** begin Input rows **

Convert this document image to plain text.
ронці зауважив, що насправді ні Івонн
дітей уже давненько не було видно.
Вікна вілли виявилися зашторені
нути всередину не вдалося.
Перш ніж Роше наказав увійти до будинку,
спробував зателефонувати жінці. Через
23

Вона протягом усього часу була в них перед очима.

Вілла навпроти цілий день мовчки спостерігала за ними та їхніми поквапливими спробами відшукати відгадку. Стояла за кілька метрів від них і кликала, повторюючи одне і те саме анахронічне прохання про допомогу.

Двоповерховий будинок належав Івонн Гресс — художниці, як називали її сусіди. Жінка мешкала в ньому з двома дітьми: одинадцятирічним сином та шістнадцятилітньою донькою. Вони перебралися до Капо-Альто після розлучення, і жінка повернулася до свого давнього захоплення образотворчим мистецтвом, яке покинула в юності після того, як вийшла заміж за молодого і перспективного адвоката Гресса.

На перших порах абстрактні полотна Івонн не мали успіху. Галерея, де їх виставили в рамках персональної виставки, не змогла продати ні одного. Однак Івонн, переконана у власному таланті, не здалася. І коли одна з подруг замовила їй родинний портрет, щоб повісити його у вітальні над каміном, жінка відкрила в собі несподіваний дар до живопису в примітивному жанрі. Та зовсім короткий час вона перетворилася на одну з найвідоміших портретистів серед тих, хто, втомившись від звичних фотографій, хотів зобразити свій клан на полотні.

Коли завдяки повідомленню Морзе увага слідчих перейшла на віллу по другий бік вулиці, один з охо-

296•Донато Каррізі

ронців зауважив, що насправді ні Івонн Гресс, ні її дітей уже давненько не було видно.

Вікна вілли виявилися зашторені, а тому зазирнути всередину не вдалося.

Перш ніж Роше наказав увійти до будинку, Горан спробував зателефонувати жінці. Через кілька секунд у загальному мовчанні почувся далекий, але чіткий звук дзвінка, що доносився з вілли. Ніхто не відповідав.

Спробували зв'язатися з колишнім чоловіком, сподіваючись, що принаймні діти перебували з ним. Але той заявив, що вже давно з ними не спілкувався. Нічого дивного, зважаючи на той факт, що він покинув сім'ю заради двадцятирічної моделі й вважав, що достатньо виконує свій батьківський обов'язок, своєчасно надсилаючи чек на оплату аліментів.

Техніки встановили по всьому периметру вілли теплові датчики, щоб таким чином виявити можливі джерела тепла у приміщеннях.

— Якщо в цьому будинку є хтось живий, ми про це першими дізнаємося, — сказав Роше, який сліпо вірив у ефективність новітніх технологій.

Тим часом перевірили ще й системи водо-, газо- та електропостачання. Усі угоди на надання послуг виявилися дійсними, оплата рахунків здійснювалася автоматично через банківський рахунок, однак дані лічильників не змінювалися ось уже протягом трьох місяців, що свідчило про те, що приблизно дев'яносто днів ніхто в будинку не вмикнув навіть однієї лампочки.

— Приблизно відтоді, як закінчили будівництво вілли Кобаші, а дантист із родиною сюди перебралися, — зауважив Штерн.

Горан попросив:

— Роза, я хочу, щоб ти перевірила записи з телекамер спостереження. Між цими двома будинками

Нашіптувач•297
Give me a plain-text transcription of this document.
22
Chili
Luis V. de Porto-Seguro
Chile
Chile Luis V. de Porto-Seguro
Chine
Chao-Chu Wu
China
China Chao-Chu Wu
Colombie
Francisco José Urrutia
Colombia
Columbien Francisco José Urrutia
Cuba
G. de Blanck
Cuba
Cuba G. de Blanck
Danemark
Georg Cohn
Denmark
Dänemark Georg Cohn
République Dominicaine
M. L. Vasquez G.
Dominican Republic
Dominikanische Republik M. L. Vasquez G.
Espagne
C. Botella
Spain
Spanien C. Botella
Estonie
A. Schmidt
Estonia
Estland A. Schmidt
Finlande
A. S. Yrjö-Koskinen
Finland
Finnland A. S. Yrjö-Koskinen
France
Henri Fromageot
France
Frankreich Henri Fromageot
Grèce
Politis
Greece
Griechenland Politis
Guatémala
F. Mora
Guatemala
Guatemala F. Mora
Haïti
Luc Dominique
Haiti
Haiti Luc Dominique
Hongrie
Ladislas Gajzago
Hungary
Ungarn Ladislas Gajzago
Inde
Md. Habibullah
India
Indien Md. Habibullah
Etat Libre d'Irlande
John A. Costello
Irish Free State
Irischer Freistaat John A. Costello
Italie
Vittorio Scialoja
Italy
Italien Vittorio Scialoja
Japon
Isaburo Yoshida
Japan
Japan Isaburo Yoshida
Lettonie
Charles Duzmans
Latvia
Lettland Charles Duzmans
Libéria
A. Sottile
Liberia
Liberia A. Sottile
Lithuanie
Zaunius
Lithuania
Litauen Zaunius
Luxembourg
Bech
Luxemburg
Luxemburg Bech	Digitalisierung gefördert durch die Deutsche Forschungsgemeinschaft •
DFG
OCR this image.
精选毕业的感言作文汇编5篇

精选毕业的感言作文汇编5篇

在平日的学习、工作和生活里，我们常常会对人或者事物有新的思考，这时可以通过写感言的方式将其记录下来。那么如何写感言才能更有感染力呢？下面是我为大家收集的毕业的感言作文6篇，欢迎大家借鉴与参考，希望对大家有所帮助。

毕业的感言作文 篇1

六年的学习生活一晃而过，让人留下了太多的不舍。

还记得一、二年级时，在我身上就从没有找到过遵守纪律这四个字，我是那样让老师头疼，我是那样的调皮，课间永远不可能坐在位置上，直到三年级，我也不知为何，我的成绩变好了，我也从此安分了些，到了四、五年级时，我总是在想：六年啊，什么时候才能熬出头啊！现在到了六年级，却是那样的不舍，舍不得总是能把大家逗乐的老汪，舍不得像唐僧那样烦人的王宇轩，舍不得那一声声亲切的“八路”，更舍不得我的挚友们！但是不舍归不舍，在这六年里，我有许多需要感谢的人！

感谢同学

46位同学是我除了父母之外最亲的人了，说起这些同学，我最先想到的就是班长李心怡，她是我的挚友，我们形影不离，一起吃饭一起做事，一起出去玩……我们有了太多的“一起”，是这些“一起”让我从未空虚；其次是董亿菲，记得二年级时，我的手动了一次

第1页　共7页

** end Input rows **

[Aim] Pick out, from the lines above, every one that contains the string "Івонн".

[Exercise solution]
ронці зауважив, що насправді ні Івонн
Двоповерховий будинок належав Івонн Гресс — художниці, як називали її сусіди. Жінка мешкала в ньому з двома дітьми: одинадцятирічним сином та шістнадцятилітньою донькою. Вони перебралися до Капо-Альто після розлучення, і жінка повернулася до свого давнього захоплення образотворчим мистецтвом, яке покинула в юності після того, як вийшла заміж за молодого і перспективного адвоката Гресса.
На перших порах абстрактні полотна Івонн не мали успіху. Галерея, де їх виставили в рамках персональної виставки, не змогла продати ні одного. Однак Івонн, переконана у власному таланті, не здалася. І коли одна з подруг замовила їй родинний портрет, щоб повісити його у вітальні над каміном, жінка відкрила в собі несподіваний дар до живопису в примітивному жанрі. Та зовсім короткий час вона перетворилася на одну з найвідоміших портретистів серед тих, хто, втомившись від звичних фотографій, хотів зобразити свій клан на полотні.
ронців зауважив, що насправді ні Івонн Гресс, ні її дітей уже давненько не було видно.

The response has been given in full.